[PROBLEM TO SOLVE]
Copy every line with the string "title" in it.
>>>
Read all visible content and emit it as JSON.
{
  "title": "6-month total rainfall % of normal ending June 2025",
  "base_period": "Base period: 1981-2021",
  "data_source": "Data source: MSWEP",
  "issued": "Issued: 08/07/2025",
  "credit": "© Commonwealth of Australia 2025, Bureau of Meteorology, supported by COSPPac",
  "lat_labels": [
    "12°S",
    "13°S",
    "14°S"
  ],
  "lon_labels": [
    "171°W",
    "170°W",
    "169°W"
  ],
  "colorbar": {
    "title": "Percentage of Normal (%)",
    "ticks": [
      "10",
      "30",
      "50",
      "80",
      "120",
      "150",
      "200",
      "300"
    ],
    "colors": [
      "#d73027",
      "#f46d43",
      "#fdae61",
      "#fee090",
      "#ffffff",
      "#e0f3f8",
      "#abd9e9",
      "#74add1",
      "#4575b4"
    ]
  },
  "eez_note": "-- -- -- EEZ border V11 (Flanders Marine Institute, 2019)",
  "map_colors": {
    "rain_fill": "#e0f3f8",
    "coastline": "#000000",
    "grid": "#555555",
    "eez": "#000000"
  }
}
<<<
[FULL SOLUTION]
  "title": "6-month total rainfall % of normal ending June 2025",
    "title": "Percentage of Normal (%)",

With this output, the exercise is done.